Consignes de travail =>
A. Dans le conte du Palin, qu'est-ce que l'animal finit par trouver entre le ribord et le galbord ?
B. Poursuivez le texte sur le conte du Palin à partir de sa dernière phrase.

Texte fourni =>
++++++

Le conte du Palin
S'agit-il de superstition, d'une simple croyance ou d'une légende ? A vous de décider !...
Il était une fois un des animaux emportés par le capitaine Noé, une espèce de chat à longues oreilles, à la courte queue et aux os moins carrés.
Le voyage devenait long. Au bout de 40 jours de navigation, il n'y avait toujours rien sur le GPS ni sur l'écran radar. Pas le moindre contact AIS ou GMDSS non plus.
Noé n'avait pas embarqué la moindre feuille de trèfle et il n'y avait à bord plus que la vigne de Gilles à se mettre sous la dent.
Notre ami à la forte moustache chercha alors seul de quoi remplir la panse. Il bondissait de ses cuisses généreuses de la quille à la pomme de mât, cherchant une pitance digne de ce nom.
A force de chercher, ce cousin du lièvre a finalement trouvé entre le ribord et le galbord une herbe tendre, bien tassée au fond des coutures. Certes, ce n'était pas sa reine des prés préférée, mais la faim justifiant les moyens, il se mit à brouter avec l'avidité de tant de jours de jeûne. Le chanvre était de bonne qualité et à défaut d'être fumé, il fut boulotté !
Lorsque l'eau se mit à jaillir d'entre les bordés, notre héros s'en fut dans une autre partie du navire pour retrouver une herbe plus sèche.
Parcourant ainsi toute la cale de la râblure au vibord, il s'endormit, la panse apaisée et le coeur content.
Il fut réveillé par de grands cris, Noé constatant que son arche faisait eau et la girafe ayant aperçu du haut de son long cou la colombe qui revenait avec son brin d'olivier. Le Mont Ararat n'était pas loin et le débarquement allait pouvoir commencer, femmes et enfants d'abord, suivez votre capitaine...
Ce petit conte mérite quelques commentaires...
Sir Winston Churchill n'aimait pas les ingénieurs et rappelait à qui voulait l'entendre que l'arche de Noé avait été réalisée par un amateur, alors que le Titanic avait été conçu par des ingénieurs.
Mais nous sommes ici avec la marine de fer, de vapeur et d'électricité. On peut conserver par le froid et les provisions peuvent ainsi être préservées, ce qui n'était pas l'apanage de l'arche de Noé.
Si nous remontons quelques siècles en arrière, il est vrai que les voyages pouvaient durer jusqu'à trois, voir quatre mois entre l'Australie et l'Europe.
On ne savait pas mieux conserver la nourriture que l'eau potable. On embarquait ainsi sur les navires des tonneaux contenant du porc et du boeuf salés, de même que du lard, des biscuits et des pommes de terre.

++++++

Entrées des zones étiquetées
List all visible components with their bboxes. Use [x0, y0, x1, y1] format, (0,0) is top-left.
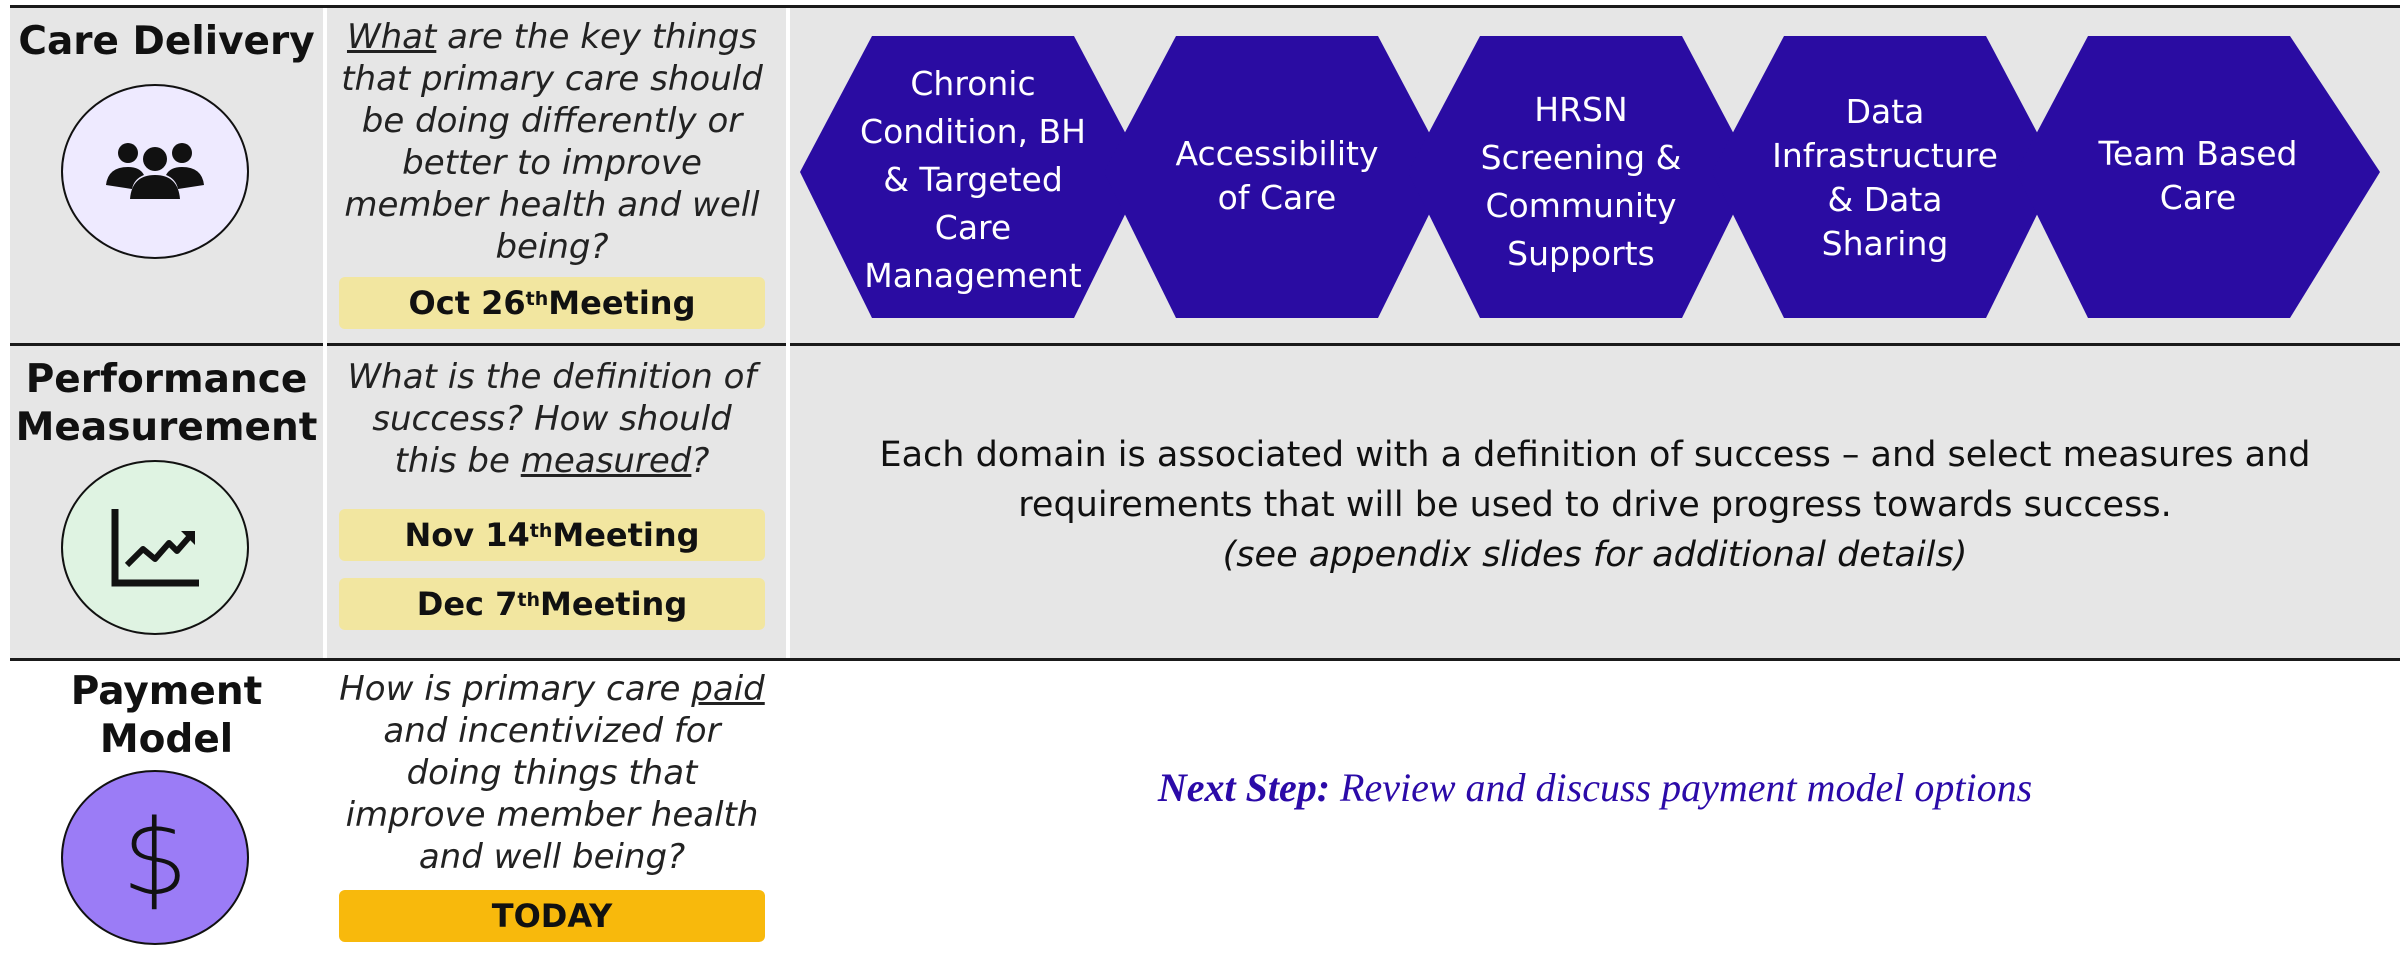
care-delivery-question: What are the key things that primary car… [336, 16, 768, 268]
domain-text-line: Condition, BH [860, 112, 1086, 151]
domain-hexagon-1 [800, 36, 1146, 318]
divider-1 [10, 343, 2400, 346]
meeting-date: Oct 26 [408, 284, 526, 322]
column-divider-2 [786, 8, 790, 658]
performance-question-text: What is the definition of success? How s… [347, 357, 757, 481]
meeting-date: Nov 14 [404, 516, 530, 554]
domain-text-line: Data [1845, 92, 1925, 131]
payment-title-line2: Model [99, 717, 234, 762]
domain-text-line: Chronic [910, 64, 1036, 103]
today-label: TODAY [491, 897, 613, 935]
performance-title-line2: Measurement [15, 405, 318, 450]
performance-circle [61, 460, 249, 635]
payment-question-text: How is primary care [339, 669, 692, 709]
meeting-word: Meeting [540, 585, 688, 623]
domain-text-line: HRSN [1534, 90, 1628, 129]
domain-text-line: Management [864, 256, 1082, 295]
column-divider-1 [323, 8, 327, 658]
dollar-sign-icon: $ [121, 796, 189, 919]
performance-question: What is the definition of success? How s… [336, 356, 768, 482]
domain-chronic-condition: Chronic Condition, BH & Targeted Care Ma… [853, 60, 1093, 300]
meeting-word: Meeting [548, 284, 696, 322]
domain-hexagon-2 [1104, 36, 1450, 318]
care-question-underlined: What [346, 17, 437, 57]
care-domains: Chronic Condition, BH & Targeted Care Ma… [800, 32, 2390, 324]
payment-question: How is primary care paid and incentivize… [336, 668, 768, 878]
people-group-icon [106, 142, 204, 199]
domain-text-line: Infrastructure [1772, 136, 1998, 175]
meeting-date: Dec 7 [416, 585, 518, 623]
domain-text-line: Supports [1507, 234, 1655, 273]
domain-team-based-care: Team Based Care [2078, 132, 2318, 220]
description-line2: requirements that will be used to drive … [1018, 485, 2172, 525]
performance-question-end: ? [691, 441, 710, 481]
domain-text-line: Screening & [1480, 138, 1682, 177]
domain-text-line: Care [934, 208, 1012, 247]
domain-text-line: Care [2159, 178, 2237, 217]
appendix-note: (see appendix slides for additional deta… [1222, 535, 1968, 575]
care-question-text: are the key things that primary care sho… [341, 17, 763, 267]
performance-question-underlined: measured [520, 441, 692, 481]
next-step-text: Next Step: Review and discuss payment mo… [800, 764, 2390, 811]
care-delivery-circle [61, 84, 249, 259]
payment-model-label: Payment Model [10, 668, 323, 764]
performance-measurement-label: Performance Measurement [10, 356, 323, 452]
domain-hexagon-5 [2016, 36, 2380, 318]
top-divider [10, 5, 2400, 8]
domain-data-infrastructure: Data Infrastructure & Data Sharing [1765, 90, 2005, 266]
trend-chart-icon [111, 508, 199, 586]
domain-hexagons [800, 36, 2380, 318]
domain-text-line: Team Based [2098, 134, 2298, 173]
domain-text-line: Sharing [1821, 224, 1949, 263]
meeting-word: Meeting [552, 516, 700, 554]
payment-title-line1: Payment [70, 669, 263, 714]
meeting-date-suffix: th [517, 589, 541, 611]
care-delivery-title: Care Delivery [18, 19, 315, 64]
domain-hrsn: HRSN Screening & Community Supports [1461, 86, 1701, 278]
payment-question-underlined: paid [691, 669, 765, 709]
domain-accessibility: Accessibility of Care [1157, 132, 1397, 220]
today-badge: TODAY [339, 890, 765, 942]
domain-text-line: of Care [1217, 178, 1337, 217]
domain-hexagon-3 [1408, 36, 1754, 318]
domain-text-line: & Targeted [883, 160, 1063, 199]
performance-description: Each domain is associated with a definit… [800, 430, 2390, 580]
payment-circle: $ [61, 770, 249, 945]
description-line1: Each domain is associated with a definit… [879, 435, 2311, 475]
domain-text-line: Community [1485, 186, 1677, 225]
payment-question-end: and incentivized for doing things that i… [345, 711, 759, 877]
performance-title-line1: Performance [25, 357, 308, 402]
care-delivery-label: Care Delivery [10, 18, 323, 66]
next-step-description: Review and discuss payment model options [1330, 765, 2033, 810]
meeting-date-suffix: th [529, 520, 553, 542]
domain-hexagon-4 [1712, 36, 2058, 318]
divider-2 [10, 658, 2400, 661]
next-step-label: Next Step: [1157, 765, 1331, 810]
domain-text-line: Accessibility [1175, 134, 1379, 173]
domain-text-line: & Data [1827, 180, 1943, 219]
meeting-date-suffix: th [525, 288, 549, 310]
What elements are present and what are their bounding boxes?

++++++

Corrigé des exercices =>
A. Une herbe tendre, bien tassée au fond des coutures.

B.
Les marins de l'époque s'avitaillaient en vivres frais sous forme de cochons, de volailles et... de l'ami de notre conte.
Les rats étaient souvent déjà à bord, tout comme les cafards que l'on pouvait retrouver en prime dans le brouet du dimanche.
Avez-vous essayé de garder en cage un tel fauve ? Il s'échappe à la première occasion. Alors gare à tout ce qui peut être rongé : cordages, calfat, sacs de grain, tout peut y passer...
La cargaison dont l'arrimage se voyait dévoré se mettait alors à se déplacer librement dans les cales, provoquant des coups de bélier qui pouvaient détruire les bordés, voire les structures mêmes du navire.
Pire encore, le rongeur pouvait s'attaquer aux cordages qui arriment le lest intérieur, sur des navires dont l'angle de chavirement est pratiquement de moitié inférieur à celui de nos yachts.
De même les haubans contenaient de nombreux brêlages et autres bouts en chanvre sisal ainsi que d' autres fibres appétissantes pour les longues dents de la viande fraîche du bord qui avait échappé à l'oeil du maître-coq et chirurgien du bord.
Démâtages, naufrages, chavirages, nous voyons donc que ce cher animal n'est guère apprécié des navigants, même sous forme de ragoût. On va ainsi jusqu'à bannir son nom à bord des navires.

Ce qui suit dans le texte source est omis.